• What you should do
Please pull out every line that includes the string "xkey".

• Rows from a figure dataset
===============

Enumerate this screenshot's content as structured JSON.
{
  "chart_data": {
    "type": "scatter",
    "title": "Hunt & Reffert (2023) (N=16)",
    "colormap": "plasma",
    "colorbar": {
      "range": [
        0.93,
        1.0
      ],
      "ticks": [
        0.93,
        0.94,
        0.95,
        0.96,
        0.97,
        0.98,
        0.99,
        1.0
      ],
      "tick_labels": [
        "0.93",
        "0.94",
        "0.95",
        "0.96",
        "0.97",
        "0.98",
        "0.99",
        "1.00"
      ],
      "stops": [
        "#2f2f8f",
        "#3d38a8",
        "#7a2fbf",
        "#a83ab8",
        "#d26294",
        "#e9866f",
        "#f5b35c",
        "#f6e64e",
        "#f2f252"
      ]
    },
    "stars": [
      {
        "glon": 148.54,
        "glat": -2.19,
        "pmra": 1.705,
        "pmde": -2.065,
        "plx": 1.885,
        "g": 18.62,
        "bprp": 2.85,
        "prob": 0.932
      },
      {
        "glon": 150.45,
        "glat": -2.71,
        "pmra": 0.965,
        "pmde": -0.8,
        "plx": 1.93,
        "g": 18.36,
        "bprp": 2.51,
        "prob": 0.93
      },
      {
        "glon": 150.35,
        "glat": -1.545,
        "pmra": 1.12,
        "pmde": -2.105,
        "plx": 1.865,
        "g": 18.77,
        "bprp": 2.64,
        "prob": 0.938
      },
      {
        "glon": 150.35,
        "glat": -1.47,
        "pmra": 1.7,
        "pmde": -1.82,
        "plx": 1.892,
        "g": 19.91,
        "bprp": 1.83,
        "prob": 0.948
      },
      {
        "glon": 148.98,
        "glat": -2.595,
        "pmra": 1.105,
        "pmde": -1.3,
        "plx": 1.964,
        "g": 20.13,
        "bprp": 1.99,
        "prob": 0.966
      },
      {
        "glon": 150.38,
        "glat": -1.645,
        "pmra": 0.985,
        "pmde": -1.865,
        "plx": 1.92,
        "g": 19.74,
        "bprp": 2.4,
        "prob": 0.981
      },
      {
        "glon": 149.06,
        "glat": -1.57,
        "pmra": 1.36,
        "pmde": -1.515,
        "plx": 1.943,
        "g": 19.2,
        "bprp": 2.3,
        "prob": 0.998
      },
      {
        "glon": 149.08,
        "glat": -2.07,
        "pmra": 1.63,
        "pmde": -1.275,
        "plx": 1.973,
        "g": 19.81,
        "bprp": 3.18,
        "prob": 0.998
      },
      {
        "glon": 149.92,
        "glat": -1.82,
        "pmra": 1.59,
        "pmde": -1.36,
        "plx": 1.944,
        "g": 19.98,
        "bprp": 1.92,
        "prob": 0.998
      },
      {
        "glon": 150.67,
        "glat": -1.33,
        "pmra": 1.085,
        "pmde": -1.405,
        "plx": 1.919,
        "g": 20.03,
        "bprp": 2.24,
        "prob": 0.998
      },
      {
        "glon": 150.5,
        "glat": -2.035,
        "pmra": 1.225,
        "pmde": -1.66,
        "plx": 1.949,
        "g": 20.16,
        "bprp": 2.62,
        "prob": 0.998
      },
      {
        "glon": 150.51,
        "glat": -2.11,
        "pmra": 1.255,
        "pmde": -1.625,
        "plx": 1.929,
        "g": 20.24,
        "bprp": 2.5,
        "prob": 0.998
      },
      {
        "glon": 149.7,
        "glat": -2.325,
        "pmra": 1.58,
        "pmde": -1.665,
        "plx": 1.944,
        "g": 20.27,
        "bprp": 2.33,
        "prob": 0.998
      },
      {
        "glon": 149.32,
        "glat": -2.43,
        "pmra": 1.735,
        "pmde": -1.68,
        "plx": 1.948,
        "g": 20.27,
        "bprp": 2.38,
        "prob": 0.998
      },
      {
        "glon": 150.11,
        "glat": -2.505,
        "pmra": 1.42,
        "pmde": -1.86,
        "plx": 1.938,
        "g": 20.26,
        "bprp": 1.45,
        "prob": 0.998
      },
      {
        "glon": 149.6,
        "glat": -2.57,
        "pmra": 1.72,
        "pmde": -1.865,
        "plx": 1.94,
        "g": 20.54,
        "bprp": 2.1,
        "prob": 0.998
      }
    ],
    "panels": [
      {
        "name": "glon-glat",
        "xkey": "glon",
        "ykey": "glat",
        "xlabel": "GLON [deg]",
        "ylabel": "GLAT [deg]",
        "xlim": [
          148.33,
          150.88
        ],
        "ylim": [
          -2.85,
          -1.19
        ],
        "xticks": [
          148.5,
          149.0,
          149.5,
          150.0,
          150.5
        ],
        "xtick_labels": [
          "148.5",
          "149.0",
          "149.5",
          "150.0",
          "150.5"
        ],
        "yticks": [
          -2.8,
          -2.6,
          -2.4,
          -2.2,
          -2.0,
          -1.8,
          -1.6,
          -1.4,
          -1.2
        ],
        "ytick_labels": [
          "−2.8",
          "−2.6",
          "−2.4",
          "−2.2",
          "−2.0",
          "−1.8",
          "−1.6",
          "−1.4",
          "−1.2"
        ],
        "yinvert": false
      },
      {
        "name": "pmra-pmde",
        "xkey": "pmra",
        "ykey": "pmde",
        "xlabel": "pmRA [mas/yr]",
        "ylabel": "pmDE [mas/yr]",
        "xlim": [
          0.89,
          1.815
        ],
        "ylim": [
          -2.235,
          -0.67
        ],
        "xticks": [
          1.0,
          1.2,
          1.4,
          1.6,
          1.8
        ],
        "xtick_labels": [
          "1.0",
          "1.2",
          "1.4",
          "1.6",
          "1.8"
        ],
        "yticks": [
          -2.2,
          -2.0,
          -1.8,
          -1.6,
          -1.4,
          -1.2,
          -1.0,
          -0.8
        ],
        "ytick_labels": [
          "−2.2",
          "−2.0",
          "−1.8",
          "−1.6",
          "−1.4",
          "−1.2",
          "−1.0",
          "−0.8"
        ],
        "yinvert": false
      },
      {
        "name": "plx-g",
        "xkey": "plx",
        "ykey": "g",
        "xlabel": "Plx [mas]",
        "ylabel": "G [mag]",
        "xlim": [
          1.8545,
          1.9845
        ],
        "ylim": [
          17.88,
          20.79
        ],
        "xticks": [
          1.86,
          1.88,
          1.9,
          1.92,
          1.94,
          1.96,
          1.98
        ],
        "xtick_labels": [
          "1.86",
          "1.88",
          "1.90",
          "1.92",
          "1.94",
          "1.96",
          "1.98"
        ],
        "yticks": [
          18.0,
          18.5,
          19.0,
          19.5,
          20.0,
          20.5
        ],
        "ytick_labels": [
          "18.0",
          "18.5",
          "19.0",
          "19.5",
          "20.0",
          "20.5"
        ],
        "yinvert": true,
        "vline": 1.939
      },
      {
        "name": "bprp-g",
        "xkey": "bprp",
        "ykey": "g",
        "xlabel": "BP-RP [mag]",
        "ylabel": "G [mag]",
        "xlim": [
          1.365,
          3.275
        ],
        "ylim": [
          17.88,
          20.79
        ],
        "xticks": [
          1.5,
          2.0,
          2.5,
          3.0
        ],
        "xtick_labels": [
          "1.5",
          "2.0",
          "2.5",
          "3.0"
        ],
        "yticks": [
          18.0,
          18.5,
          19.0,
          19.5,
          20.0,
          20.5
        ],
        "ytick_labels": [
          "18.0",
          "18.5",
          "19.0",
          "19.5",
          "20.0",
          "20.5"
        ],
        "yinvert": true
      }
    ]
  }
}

===============

• Answer to this exercise
        "xkey": "glon",
        "xkey": "pmra",
        "xkey": "plx",
        "xkey": "bprp",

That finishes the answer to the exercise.